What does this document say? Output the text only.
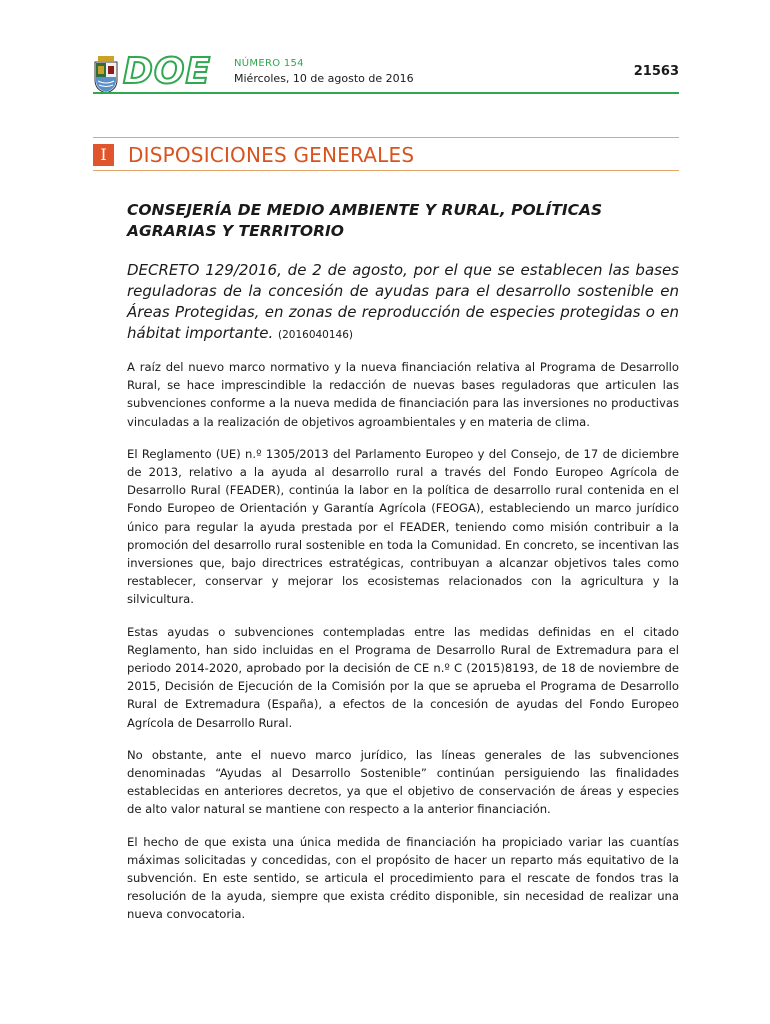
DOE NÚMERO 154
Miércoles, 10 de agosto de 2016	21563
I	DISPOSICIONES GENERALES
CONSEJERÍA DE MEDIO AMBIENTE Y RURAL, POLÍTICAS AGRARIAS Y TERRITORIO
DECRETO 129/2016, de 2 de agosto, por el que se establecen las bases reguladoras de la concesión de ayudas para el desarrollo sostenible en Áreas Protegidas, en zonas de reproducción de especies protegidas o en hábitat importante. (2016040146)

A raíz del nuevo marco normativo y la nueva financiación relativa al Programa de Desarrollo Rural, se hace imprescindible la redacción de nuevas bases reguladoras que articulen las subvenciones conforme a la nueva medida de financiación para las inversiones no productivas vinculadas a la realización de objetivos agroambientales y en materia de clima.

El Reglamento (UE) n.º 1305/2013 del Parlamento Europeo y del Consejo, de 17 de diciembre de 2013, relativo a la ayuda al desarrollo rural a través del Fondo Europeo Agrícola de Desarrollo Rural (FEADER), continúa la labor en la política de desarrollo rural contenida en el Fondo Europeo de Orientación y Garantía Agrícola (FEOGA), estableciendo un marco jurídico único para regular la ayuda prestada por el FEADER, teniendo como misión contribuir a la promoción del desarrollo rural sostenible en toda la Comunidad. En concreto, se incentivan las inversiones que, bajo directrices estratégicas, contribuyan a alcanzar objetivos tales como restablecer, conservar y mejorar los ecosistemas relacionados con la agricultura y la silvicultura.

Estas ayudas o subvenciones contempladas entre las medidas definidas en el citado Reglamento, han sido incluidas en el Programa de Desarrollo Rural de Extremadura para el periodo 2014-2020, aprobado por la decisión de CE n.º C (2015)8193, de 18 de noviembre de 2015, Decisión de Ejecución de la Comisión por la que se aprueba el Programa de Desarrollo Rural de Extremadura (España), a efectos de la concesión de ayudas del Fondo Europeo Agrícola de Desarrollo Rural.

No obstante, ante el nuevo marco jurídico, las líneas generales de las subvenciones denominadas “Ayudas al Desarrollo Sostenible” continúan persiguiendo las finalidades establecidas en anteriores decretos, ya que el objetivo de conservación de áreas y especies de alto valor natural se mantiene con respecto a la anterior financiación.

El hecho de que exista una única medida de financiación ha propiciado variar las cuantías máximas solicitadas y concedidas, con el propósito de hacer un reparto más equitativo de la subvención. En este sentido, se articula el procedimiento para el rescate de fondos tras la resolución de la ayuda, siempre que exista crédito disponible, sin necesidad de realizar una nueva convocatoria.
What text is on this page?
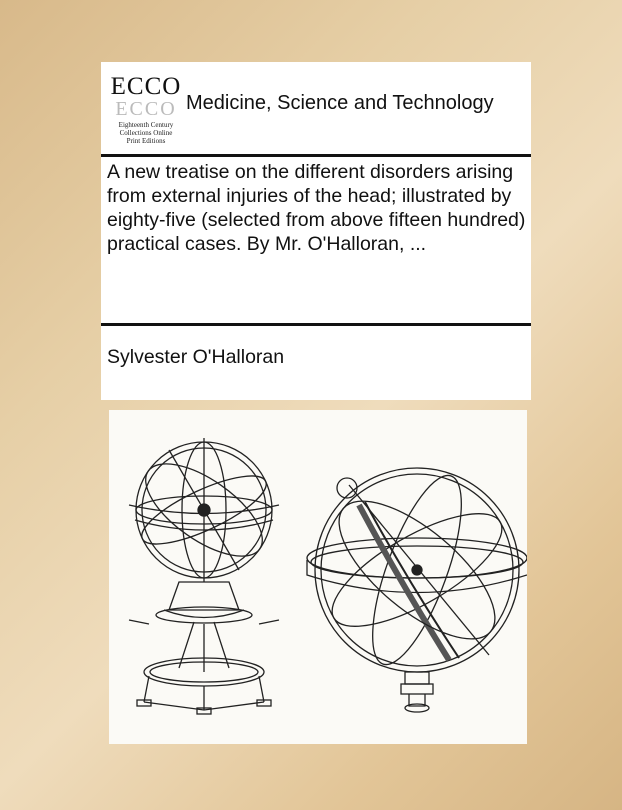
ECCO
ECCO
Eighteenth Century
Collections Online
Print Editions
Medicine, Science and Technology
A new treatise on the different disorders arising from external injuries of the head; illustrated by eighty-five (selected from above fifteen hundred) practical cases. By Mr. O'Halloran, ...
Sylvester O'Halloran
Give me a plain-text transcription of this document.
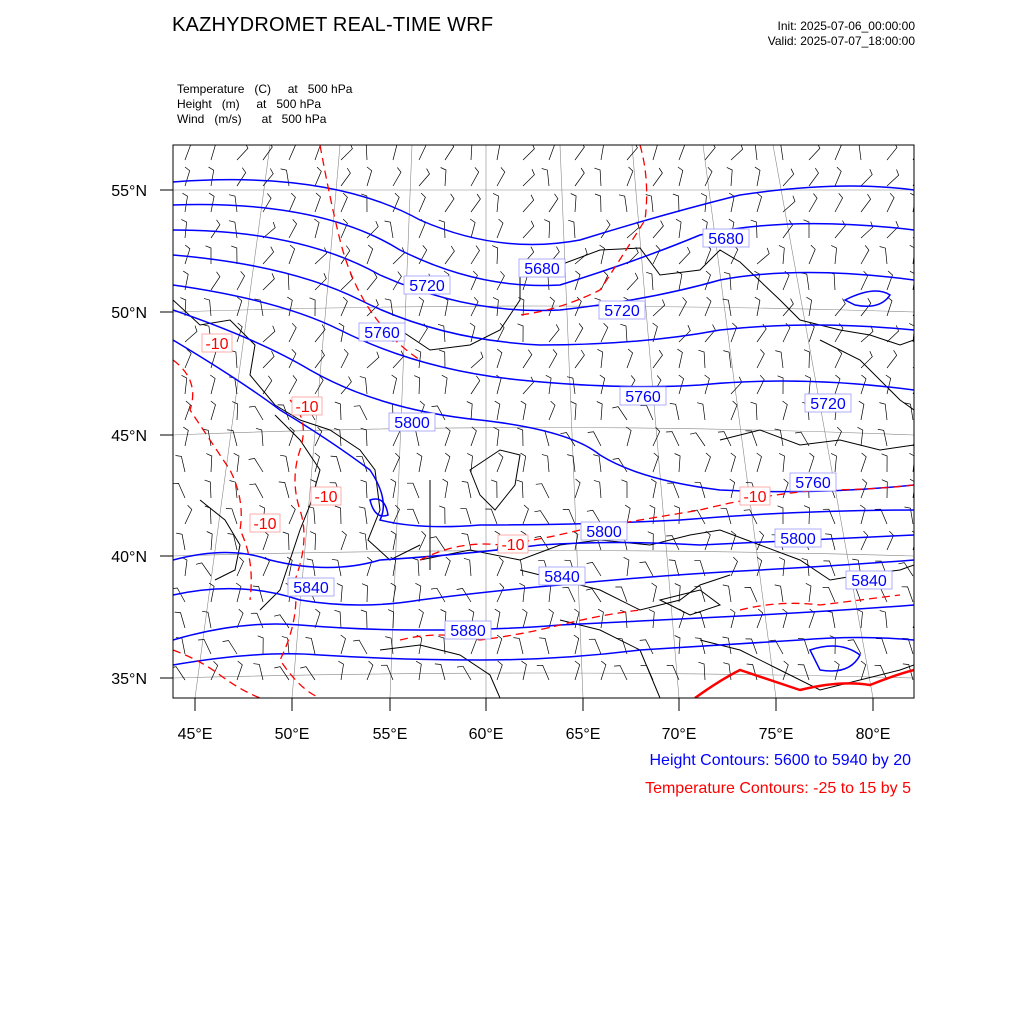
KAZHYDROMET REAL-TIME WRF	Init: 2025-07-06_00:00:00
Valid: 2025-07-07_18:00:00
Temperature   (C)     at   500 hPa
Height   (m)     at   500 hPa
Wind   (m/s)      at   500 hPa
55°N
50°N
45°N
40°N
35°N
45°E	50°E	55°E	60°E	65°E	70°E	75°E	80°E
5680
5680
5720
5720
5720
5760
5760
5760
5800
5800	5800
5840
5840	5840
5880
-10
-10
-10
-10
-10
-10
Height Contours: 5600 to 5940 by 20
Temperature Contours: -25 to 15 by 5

==

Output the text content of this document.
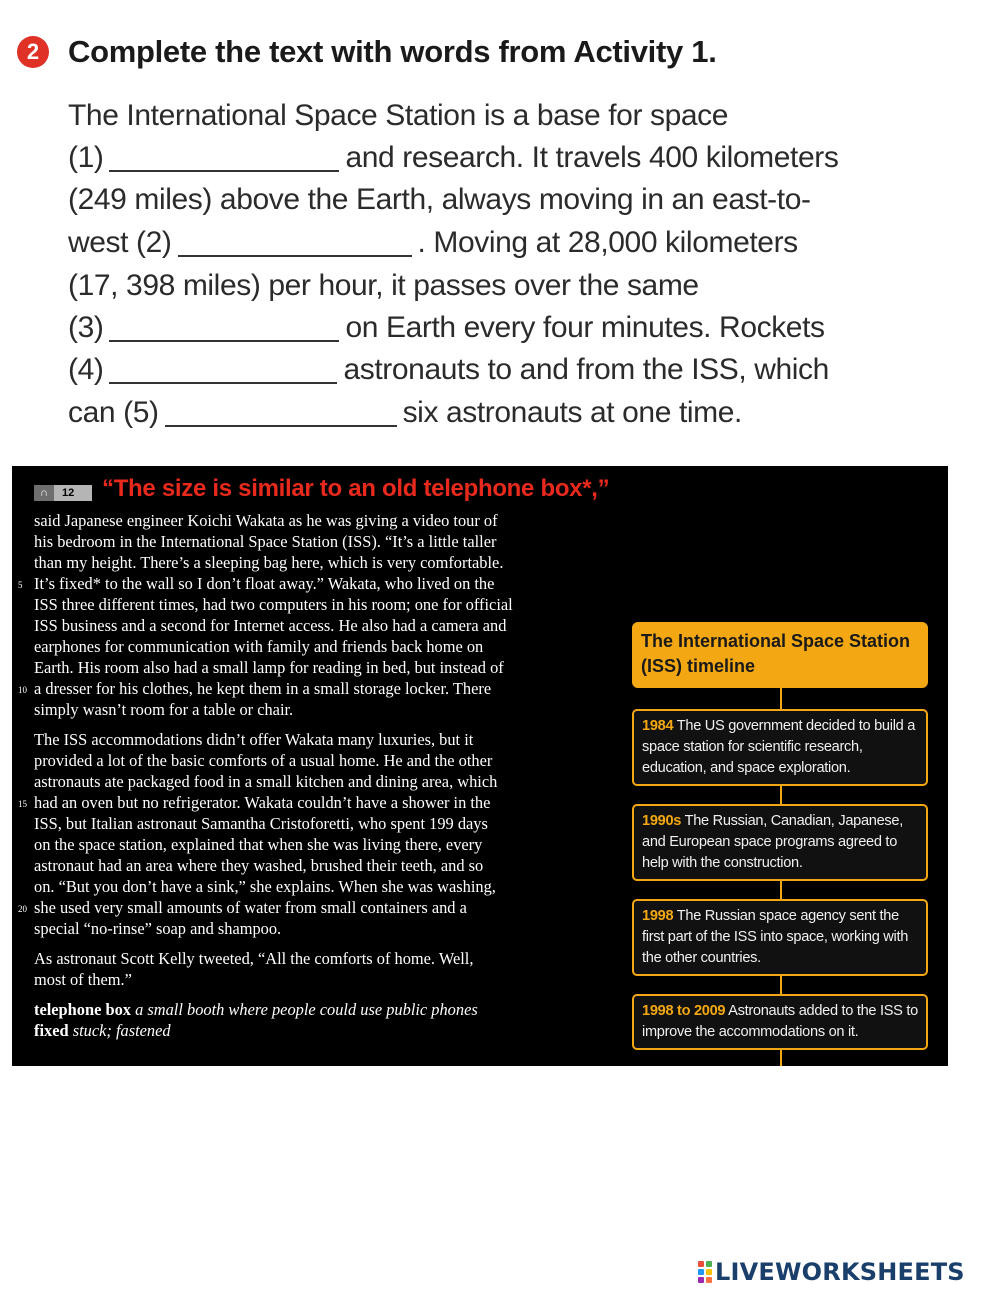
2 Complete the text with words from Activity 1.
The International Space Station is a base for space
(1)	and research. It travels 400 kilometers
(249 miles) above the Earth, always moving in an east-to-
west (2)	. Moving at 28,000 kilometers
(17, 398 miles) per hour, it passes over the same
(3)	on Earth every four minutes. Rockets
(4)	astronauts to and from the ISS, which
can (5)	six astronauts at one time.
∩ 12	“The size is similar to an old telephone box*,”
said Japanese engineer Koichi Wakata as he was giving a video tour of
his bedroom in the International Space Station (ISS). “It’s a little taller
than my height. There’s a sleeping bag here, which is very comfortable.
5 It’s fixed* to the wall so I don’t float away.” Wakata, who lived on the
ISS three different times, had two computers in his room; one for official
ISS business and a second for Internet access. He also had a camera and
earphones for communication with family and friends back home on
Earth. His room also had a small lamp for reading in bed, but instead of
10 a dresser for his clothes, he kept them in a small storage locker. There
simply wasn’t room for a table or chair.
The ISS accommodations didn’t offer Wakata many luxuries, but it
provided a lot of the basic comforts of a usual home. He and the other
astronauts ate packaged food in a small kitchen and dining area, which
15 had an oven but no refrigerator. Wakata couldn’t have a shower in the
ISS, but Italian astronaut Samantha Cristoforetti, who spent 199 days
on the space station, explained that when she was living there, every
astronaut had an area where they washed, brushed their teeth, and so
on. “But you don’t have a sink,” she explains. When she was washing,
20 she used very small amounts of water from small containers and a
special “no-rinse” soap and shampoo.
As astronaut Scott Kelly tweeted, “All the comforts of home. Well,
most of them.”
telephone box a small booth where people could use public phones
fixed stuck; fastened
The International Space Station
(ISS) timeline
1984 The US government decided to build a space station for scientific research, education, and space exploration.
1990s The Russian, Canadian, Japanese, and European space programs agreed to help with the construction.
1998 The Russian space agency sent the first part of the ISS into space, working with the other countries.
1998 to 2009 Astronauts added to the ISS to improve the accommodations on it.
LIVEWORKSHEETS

» SET PROBLEM
Only the number is needed: state how many lines in the listing contain "fixed".

» PROBLEM SOLUTION
2